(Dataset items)

==================================================

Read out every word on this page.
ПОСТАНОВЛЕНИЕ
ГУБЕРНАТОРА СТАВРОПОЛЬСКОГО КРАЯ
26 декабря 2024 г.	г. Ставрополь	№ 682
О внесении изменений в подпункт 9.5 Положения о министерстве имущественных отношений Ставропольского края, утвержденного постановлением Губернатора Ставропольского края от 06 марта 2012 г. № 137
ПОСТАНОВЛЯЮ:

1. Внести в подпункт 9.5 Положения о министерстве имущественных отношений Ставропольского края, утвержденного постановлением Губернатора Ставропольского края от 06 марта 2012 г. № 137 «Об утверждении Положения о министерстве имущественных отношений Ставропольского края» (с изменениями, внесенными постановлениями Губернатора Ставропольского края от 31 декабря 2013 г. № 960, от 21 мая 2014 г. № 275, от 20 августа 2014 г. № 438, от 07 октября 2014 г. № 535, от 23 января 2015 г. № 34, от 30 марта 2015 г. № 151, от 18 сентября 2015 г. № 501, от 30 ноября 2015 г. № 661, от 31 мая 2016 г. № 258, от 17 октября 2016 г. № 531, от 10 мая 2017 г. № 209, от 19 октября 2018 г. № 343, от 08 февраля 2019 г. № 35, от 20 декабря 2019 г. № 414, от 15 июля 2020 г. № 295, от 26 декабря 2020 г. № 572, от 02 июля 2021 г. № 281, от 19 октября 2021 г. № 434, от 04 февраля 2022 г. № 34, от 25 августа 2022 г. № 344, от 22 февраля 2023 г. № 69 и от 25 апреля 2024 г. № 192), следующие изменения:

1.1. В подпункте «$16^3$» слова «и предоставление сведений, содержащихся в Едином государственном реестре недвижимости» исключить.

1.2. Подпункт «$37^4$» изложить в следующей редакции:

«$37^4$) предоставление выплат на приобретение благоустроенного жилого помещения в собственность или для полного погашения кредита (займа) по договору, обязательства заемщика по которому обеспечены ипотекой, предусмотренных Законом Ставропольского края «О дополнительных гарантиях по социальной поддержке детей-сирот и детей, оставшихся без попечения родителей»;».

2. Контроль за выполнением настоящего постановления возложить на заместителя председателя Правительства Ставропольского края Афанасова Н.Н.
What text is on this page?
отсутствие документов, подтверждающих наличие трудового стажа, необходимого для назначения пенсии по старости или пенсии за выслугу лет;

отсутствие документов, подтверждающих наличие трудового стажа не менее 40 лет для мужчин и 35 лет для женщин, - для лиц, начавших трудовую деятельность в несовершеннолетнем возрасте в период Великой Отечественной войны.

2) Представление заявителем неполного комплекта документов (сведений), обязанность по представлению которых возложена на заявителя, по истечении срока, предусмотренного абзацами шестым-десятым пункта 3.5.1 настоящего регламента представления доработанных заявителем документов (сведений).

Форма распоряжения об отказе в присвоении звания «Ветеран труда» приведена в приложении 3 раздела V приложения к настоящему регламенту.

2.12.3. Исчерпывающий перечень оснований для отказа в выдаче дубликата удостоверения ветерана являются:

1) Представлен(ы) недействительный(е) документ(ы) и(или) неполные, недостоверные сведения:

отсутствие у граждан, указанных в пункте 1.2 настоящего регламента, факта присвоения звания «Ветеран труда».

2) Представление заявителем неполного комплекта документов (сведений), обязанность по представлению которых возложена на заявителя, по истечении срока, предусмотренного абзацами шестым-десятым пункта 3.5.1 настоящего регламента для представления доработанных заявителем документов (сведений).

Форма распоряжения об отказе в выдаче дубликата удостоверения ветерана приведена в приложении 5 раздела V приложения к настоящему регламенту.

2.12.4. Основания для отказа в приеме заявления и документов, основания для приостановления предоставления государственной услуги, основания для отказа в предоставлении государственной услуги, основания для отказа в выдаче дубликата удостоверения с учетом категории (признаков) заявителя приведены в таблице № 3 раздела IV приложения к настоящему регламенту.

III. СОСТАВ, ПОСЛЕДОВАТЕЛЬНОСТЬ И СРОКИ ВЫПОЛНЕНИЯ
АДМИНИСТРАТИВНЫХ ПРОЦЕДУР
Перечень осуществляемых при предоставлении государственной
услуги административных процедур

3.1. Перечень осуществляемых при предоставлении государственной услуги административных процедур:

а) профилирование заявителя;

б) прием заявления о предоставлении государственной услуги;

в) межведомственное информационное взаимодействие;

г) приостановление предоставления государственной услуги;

==================================================

TASK DIRECTIONS:
Repeat the records above exactly, from the first line to the last.

FINAL RESULT:
Read out every word on this page.
ПОСТАНОВЛЕНИЕ
ГУБЕРНАТОРА СТАВРОПОЛЬСКОГО КРАЯ
26 декабря 2024 г.	г. Ставрополь	№ 682
О внесении изменений в подпункт 9.5 Положения о министерстве имущественных отношений Ставропольского края, утвержденного постановлением Губернатора Ставропольского края от 06 марта 2012 г. № 137
ПОСТАНОВЛЯЮ:

1. Внести в подпункт 9.5 Положения о министерстве имущественных отношений Ставропольского края, утвержденного постановлением Губернатора Ставропольского края от 06 марта 2012 г. № 137 «Об утверждении Положения о министерстве имущественных отношений Ставропольского края» (с изменениями, внесенными постановлениями Губернатора Ставропольского края от 31 декабря 2013 г. № 960, от 21 мая 2014 г. № 275, от 20 августа 2014 г. № 438, от 07 октября 2014 г. № 535, от 23 января 2015 г. № 34, от 30 марта 2015 г. № 151, от 18 сентября 2015 г. № 501, от 30 ноября 2015 г. № 661, от 31 мая 2016 г. № 258, от 17 октября 2016 г. № 531, от 10 мая 2017 г. № 209, от 19 октября 2018 г. № 343, от 08 февраля 2019 г. № 35, от 20 декабря 2019 г. № 414, от 15 июля 2020 г. № 295, от 26 декабря 2020 г. № 572, от 02 июля 2021 г. № 281, от 19 октября 2021 г. № 434, от 04 февраля 2022 г. № 34, от 25 августа 2022 г. № 344, от 22 февраля 2023 г. № 69 и от 25 апреля 2024 г. № 192), следующие изменения:

1.1. В подпункте «$16^3$» слова «и предоставление сведений, содержащихся в Едином государственном реестре недвижимости» исключить.

1.2. Подпункт «$37^4$» изложить в следующей редакции:

«$37^4$) предоставление выплат на приобретение благоустроенного жилого помещения в собственность или для полного погашения кредита (займа) по договору, обязательства заемщика по которому обеспечены ипотекой, предусмотренных Законом Ставропольского края «О дополнительных гарантиях по социальной поддержке детей-сирот и детей, оставшихся без попечения родителей»;».

2. Контроль за выполнением настоящего постановления возложить на заместителя председателя Правительства Ставропольского края Афанасова Н.Н.
What text is on this page?
отсутствие документов, подтверждающих наличие трудового стажа, необходимого для назначения пенсии по старости или пенсии за выслугу лет;

отсутствие документов, подтверждающих наличие трудового стажа не менее 40 лет для мужчин и 35 лет для женщин, - для лиц, начавших трудовую деятельность в несовершеннолетнем возрасте в период Великой Отечественной войны.

2) Представление заявителем неполного комплекта документов (сведений), обязанность по представлению которых возложена на заявителя, по истечении срока, предусмотренного абзацами шестым-десятым пункта 3.5.1 настоящего регламента представления доработанных заявителем документов (сведений).

Форма распоряжения об отказе в присвоении звания «Ветеран труда» приведена в приложении 3 раздела V приложения к настоящему регламенту.

2.12.3. Исчерпывающий перечень оснований для отказа в выдаче дубликата удостоверения ветерана являются:

1) Представлен(ы) недействительный(е) документ(ы) и(или) неполные, недостоверные сведения:

отсутствие у граждан, указанных в пункте 1.2 настоящего регламента, факта присвоения звания «Ветеран труда».

2) Представление заявителем неполного комплекта документов (сведений), обязанность по представлению которых возложена на заявителя, по истечении срока, предусмотренного абзацами шестым-десятым пункта 3.5.1 настоящего регламента для представления доработанных заявителем документов (сведений).

Форма распоряжения об отказе в выдаче дубликата удостоверения ветерана приведена в приложении 5 раздела V приложения к настоящему регламенту.

2.12.4. Основания для отказа в приеме заявления и документов, основания для приостановления предоставления государственной услуги, основания для отказа в предоставлении государственной услуги, основания для отказа в выдаче дубликата удостоверения с учетом категории (признаков) заявителя приведены в таблице № 3 раздела IV приложения к настоящему регламенту.

III. СОСТАВ, ПОСЛЕДОВАТЕЛЬНОСТЬ И СРОКИ ВЫПОЛНЕНИЯ
АДМИНИСТРАТИВНЫХ ПРОЦЕДУР
Перечень осуществляемых при предоставлении государственной
услуги административных процедур

3.1. Перечень осуществляемых при предоставлении государственной услуги административных процедур:

а) профилирование заявителя;

б) прием заявления о предоставлении государственной услуги;

в) межведомственное информационное взаимодействие;

г) приостановление предоставления государственной услуги;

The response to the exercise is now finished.